> **Task prompt**
Each entry must appear again exactly as it does in the source.

Structured figure records:

━━━━━━━━━━━━━━━━

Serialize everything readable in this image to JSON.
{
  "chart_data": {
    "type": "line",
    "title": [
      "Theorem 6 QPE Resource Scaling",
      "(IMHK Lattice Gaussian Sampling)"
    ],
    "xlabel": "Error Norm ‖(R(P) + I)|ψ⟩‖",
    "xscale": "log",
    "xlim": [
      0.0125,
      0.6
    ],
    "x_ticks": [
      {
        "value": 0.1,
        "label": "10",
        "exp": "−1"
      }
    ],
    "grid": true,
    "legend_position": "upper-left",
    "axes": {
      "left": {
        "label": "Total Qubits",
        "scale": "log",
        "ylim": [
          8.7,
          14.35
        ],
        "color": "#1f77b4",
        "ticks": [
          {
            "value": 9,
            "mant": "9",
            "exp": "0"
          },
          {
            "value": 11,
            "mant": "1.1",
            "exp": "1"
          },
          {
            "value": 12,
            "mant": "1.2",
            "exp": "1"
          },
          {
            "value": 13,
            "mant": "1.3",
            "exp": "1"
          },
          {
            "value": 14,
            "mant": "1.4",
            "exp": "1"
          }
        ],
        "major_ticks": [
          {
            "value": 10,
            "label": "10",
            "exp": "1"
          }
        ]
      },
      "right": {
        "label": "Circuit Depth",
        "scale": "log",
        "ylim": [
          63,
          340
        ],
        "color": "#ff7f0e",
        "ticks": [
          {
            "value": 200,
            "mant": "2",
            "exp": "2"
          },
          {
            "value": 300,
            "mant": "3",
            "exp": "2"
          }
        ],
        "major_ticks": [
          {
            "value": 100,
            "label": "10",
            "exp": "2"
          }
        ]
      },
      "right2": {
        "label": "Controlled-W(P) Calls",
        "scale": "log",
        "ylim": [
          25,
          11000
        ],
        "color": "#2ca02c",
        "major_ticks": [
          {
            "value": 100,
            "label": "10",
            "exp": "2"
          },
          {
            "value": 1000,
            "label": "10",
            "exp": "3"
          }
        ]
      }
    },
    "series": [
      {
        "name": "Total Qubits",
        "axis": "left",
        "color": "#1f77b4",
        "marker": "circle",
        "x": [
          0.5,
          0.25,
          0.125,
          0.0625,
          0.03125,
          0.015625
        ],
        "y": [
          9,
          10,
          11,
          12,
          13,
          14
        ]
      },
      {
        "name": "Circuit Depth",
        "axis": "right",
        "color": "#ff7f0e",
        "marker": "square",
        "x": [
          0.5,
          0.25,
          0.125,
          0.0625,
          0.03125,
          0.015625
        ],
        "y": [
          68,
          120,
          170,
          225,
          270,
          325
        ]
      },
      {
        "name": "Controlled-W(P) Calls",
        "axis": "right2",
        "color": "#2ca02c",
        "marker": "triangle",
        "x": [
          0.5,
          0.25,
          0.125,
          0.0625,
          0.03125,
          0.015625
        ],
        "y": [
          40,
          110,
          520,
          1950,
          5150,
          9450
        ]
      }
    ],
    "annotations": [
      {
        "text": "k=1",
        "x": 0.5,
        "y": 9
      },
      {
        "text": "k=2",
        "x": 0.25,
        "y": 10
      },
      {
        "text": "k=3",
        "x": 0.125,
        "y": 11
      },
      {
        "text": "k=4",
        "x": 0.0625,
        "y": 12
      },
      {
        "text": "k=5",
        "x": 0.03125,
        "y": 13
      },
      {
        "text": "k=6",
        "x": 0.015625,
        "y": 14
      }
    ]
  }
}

━━━━━━━━━━━━━━━━

> **The reply**
Serialize everything readable in this image to JSON.
{
  "chart_data": {
    "type": "line",
    "title": [
      "Theorem 6 QPE Resource Scaling",
      "(IMHK Lattice Gaussian Sampling)"
    ],
    "xlabel": "Error Norm ‖(R(P) + I)|ψ⟩‖",
    "xscale": "log",
    "xlim": [
      0.0125,
      0.6
    ],
    "x_ticks": [
      {
        "value": 0.1,
        "label": "10",
        "exp": "−1"
      }
    ],
    "grid": true,
    "legend_position": "upper-left",
    "axes": {
      "left": {
        "label": "Total Qubits",
        "scale": "log",
        "ylim": [
          8.7,
          14.35
        ],
        "color": "#1f77b4",
        "ticks": [
          {
            "value": 9,
            "mant": "9",
            "exp": "0"
          },
          {
            "value": 11,
            "mant": "1.1",
            "exp": "1"
          },
          {
            "value": 12,
            "mant": "1.2",
            "exp": "1"
          },
          {
            "value": 13,
            "mant": "1.3",
            "exp": "1"
          },
          {
            "value": 14,
            "mant": "1.4",
            "exp": "1"
          }
        ],
        "major_ticks": [
          {
            "value": 10,
            "label": "10",
            "exp": "1"
          }
        ]
      },
      "right": {
        "label": "Circuit Depth",
        "scale": "log",
        "ylim": [
          63,
          340
        ],
        "color": "#ff7f0e",
        "ticks": [
          {
            "value": 200,
            "mant": "2",
            "exp": "2"
          },
          {
            "value": 300,
            "mant": "3",
            "exp": "2"
          }
        ],
        "major_ticks": [
          {
            "value": 100,
            "label": "10",
            "exp": "2"
          }
        ]
      },
      "right2": {
        "label": "Controlled-W(P) Calls",
        "scale": "log",
        "ylim": [
          25,
          11000
        ],
        "color": "#2ca02c",
        "major_ticks": [
          {
            "value": 100,
            "label": "10",
            "exp": "2"
          },
          {
            "value": 1000,
            "label": "10",
            "exp": "3"
          }
        ]
      }
    },
    "series": [
      {
        "name": "Total Qubits",
        "axis": "left",
        "color": "#1f77b4",
        "marker": "circle",
        "x": [
          0.5,
          0.25,
          0.125,
          0.0625,
          0.03125,
          0.015625
        ],
        "y": [
          9,
          10,
          11,
          12,
          13,
          14
        ]
      },
      {
        "name": "Circuit Depth",
        "axis": "right",
        "color": "#ff7f0e",
        "marker": "square",
        "x": [
          0.5,
          0.25,
          0.125,
          0.0625,
          0.03125,
          0.015625
        ],
        "y": [
          68,
          120,
          170,
          225,
          270,
          325
        ]
      },
      {
        "name": "Controlled-W(P) Calls",
        "axis": "right2",
        "color": "#2ca02c",
        "marker": "triangle",
        "x": [
          0.5,
          0.25,
          0.125,
          0.0625,
          0.03125,
          0.015625
        ],
        "y": [
          40,
          110,
          520,
          1950,
          5150,
          9450
        ]
      }
    ],
    "annotations": [
      {
        "text": "k=1",
        "x": 0.5,
        "y": 9
      },
      {
        "text": "k=2",
        "x": 0.25,
        "y": 10
      },
      {
        "text": "k=3",
        "x": 0.125,
        "y": 11
      },
      {
        "text": "k=4",
        "x": 0.0625,
        "y": 12
      },
      {
        "text": "k=5",
        "x": 0.03125,
        "y": 13
      },
      {
        "text": "k=6",
        "x": 0.015625,
        "y": 14
      }
    ]
  }
}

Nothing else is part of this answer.